Do not include the pictures; repeat the rest of the data exactly.

<<<<

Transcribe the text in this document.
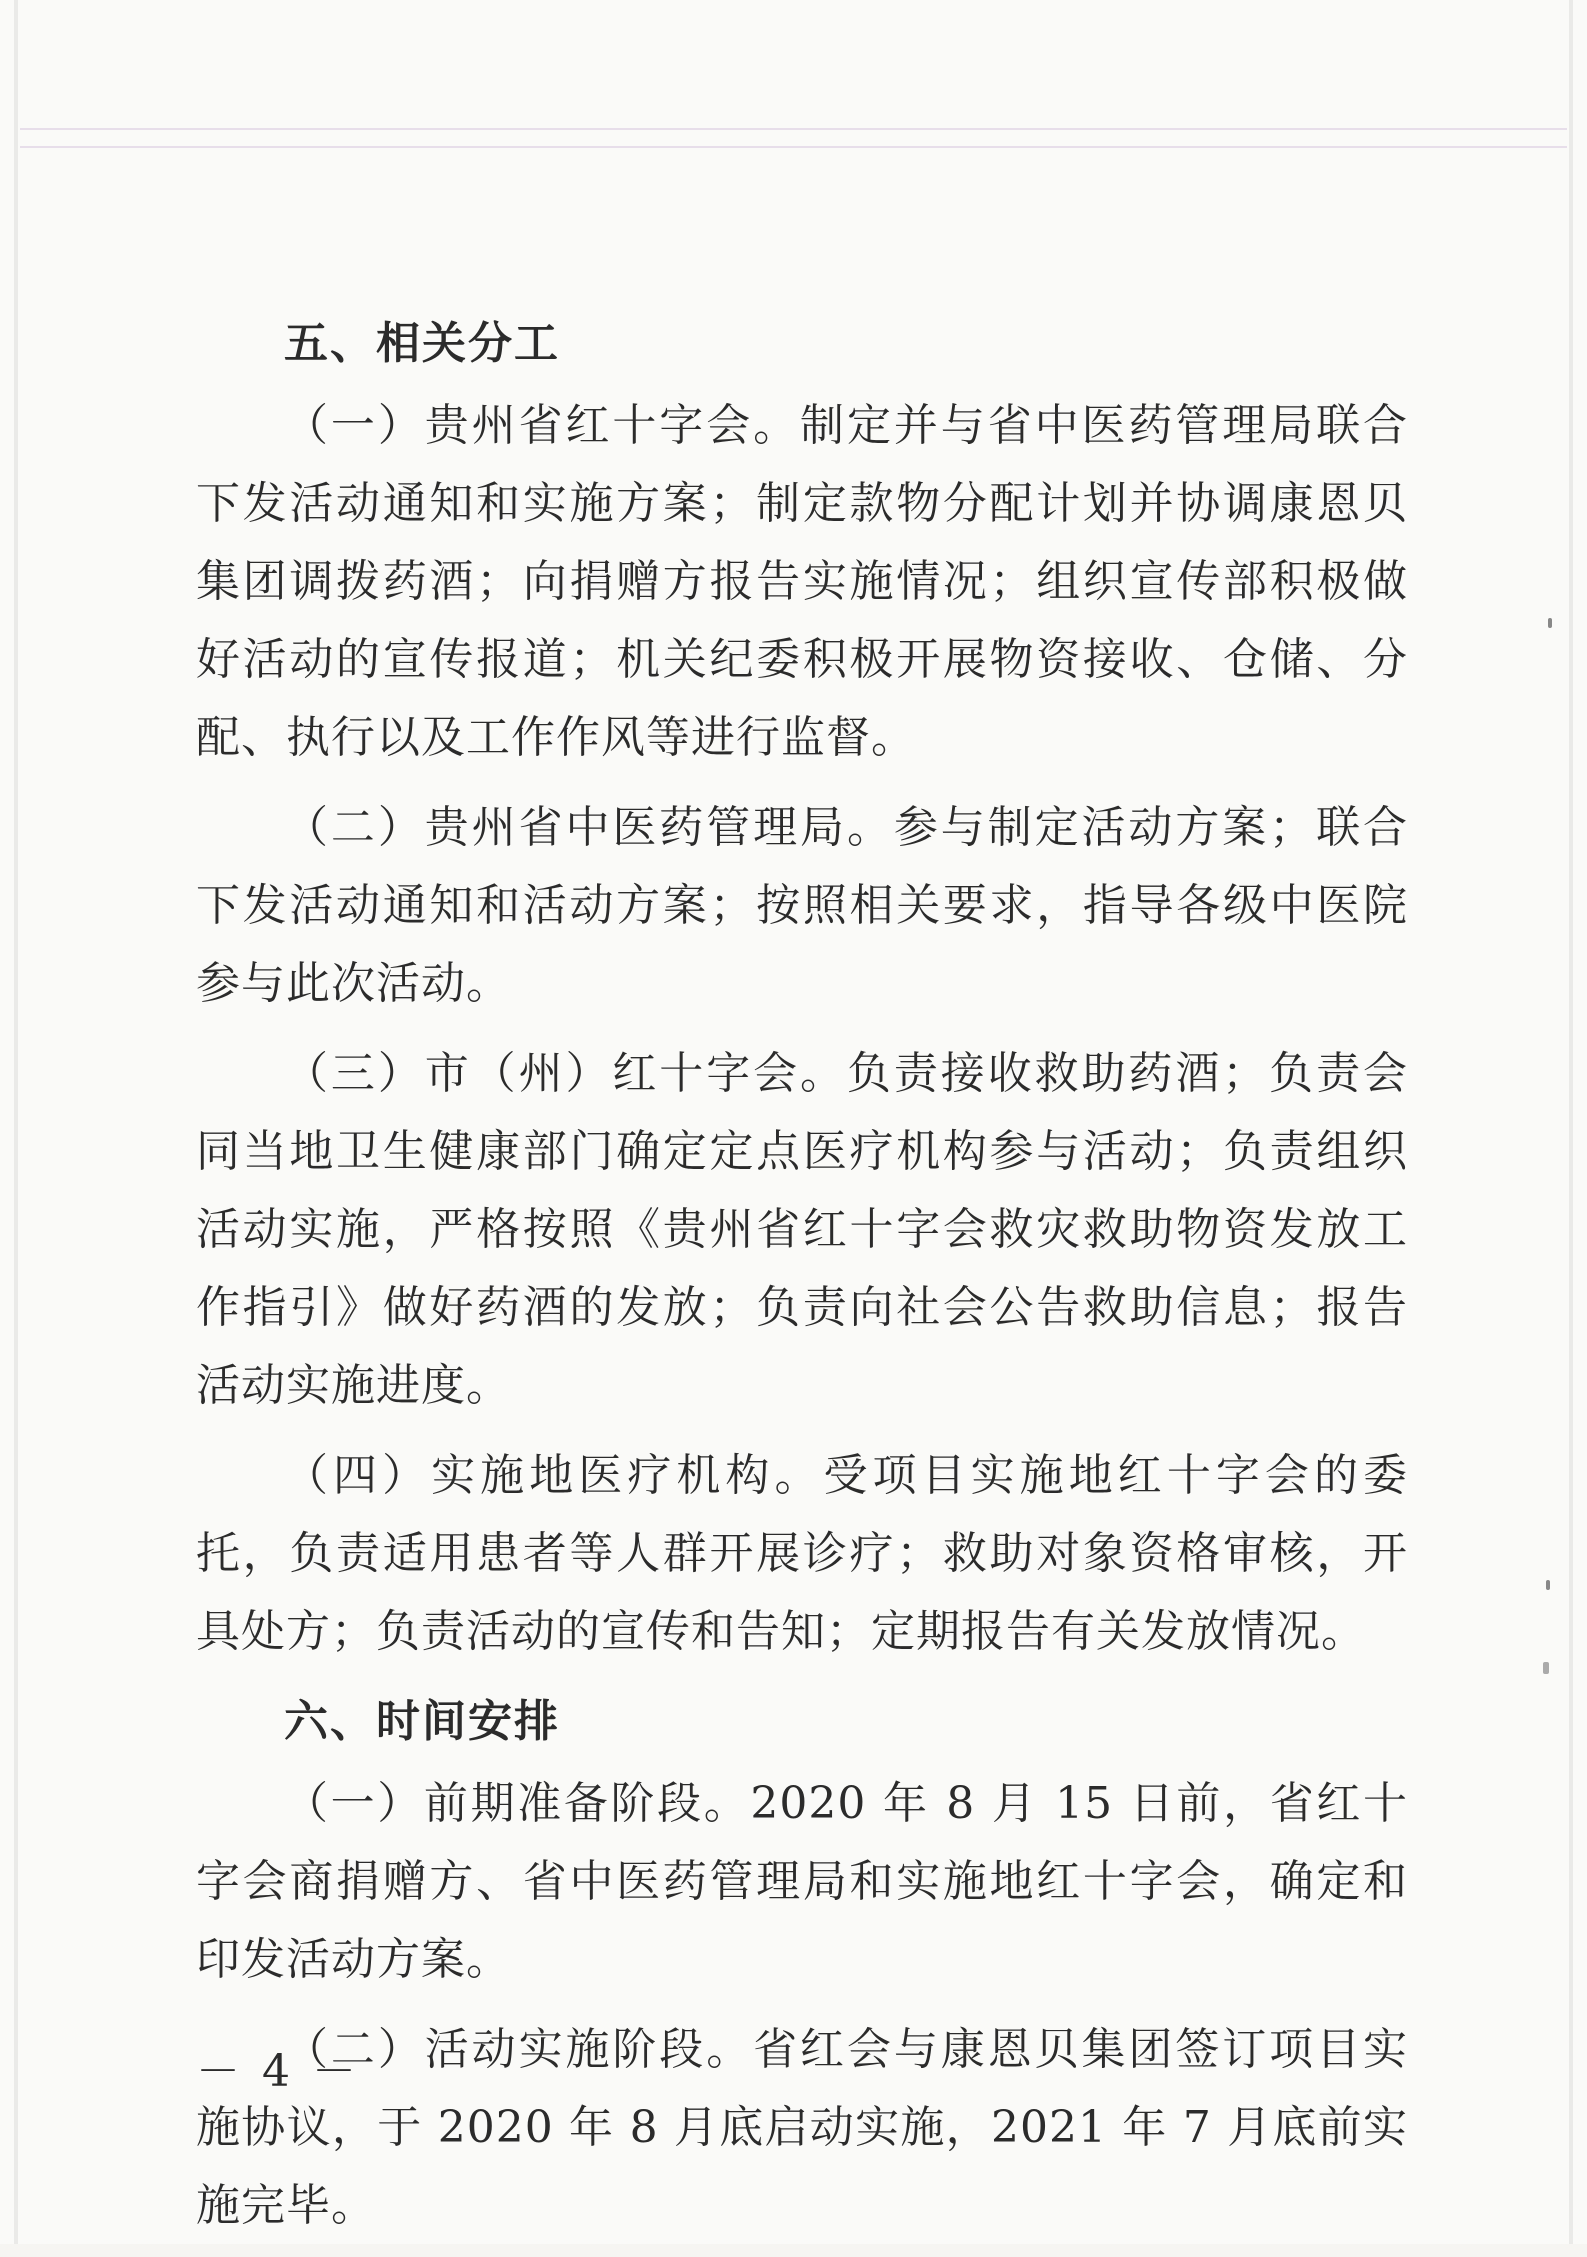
五、相关分工

（一）贵州省红十字会。制定并与省中医药管理局联合下发活动通知和实施方案；制定款物分配计划并协调康恩贝集团调拨药酒；向捐赠方报告实施情况；组织宣传部积极做好活动的宣传报道；机关纪委积极开展物资接收、仓储、分配、执行以及工作作风等进行监督。

（二）贵州省中医药管理局。参与制定活动方案；联合下发活动通知和活动方案；按照相关要求，指导各级中医院参与此次活动。

（三）市（州）红十字会。负责接收救助药酒；负责会同当地卫生健康部门确定定点医疗机构参与活动；负责组织活动实施，严格按照《贵州省红十字会救灾救助物资发放工作指引》做好药酒的发放；负责向社会公告救助信息；报告活动实施进度。

（四）实施地医疗机构。受项目实施地红十字会的委托，负责适用患者等人群开展诊疗；救助对象资格审核，开具处方；负责活动的宣传和告知；定期报告有关发放情况。

六、时间安排

（一）前期准备阶段。2020 年 8 月 15 日前，省红十字会商捐赠方、省中医药管理局和实施地红十字会，确定和印发活动方案。

（二）活动实施阶段。省红会与康恩贝集团签订项目实施协议，于 2020 年 8 月底启动实施，2021 年 7 月底前实施完毕。

－ 4 －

>>>>

# The solution
Transcribe the text in this document.
五、相关分工

（一）贵州省红十字会。制定并与省中医药管理局联合下发活动通知和实施方案；制定款物分配计划并协调康恩贝集团调拨药酒；向捐赠方报告实施情况；组织宣传部积极做好活动的宣传报道；机关纪委积极开展物资接收、仓储、分配、执行以及工作作风等进行监督。

（二）贵州省中医药管理局。参与制定活动方案；联合下发活动通知和活动方案；按照相关要求，指导各级中医院参与此次活动。

（三）市（州）红十字会。负责接收救助药酒；负责会同当地卫生健康部门确定定点医疗机构参与活动；负责组织活动实施，严格按照《贵州省红十字会救灾救助物资发放工作指引》做好药酒的发放；负责向社会公告救助信息；报告活动实施进度。

（四）实施地医疗机构。受项目实施地红十字会的委托，负责适用患者等人群开展诊疗；救助对象资格审核，开具处方；负责活动的宣传和告知；定期报告有关发放情况。

六、时间安排

（一）前期准备阶段。2020 年 8 月 15 日前，省红十字会商捐赠方、省中医药管理局和实施地红十字会，确定和印发活动方案。

（二）活动实施阶段。省红会与康恩贝集团签订项目实施协议，于 2020 年 8 月底启动实施，2021 年 7 月底前实施完毕。

－ 4 －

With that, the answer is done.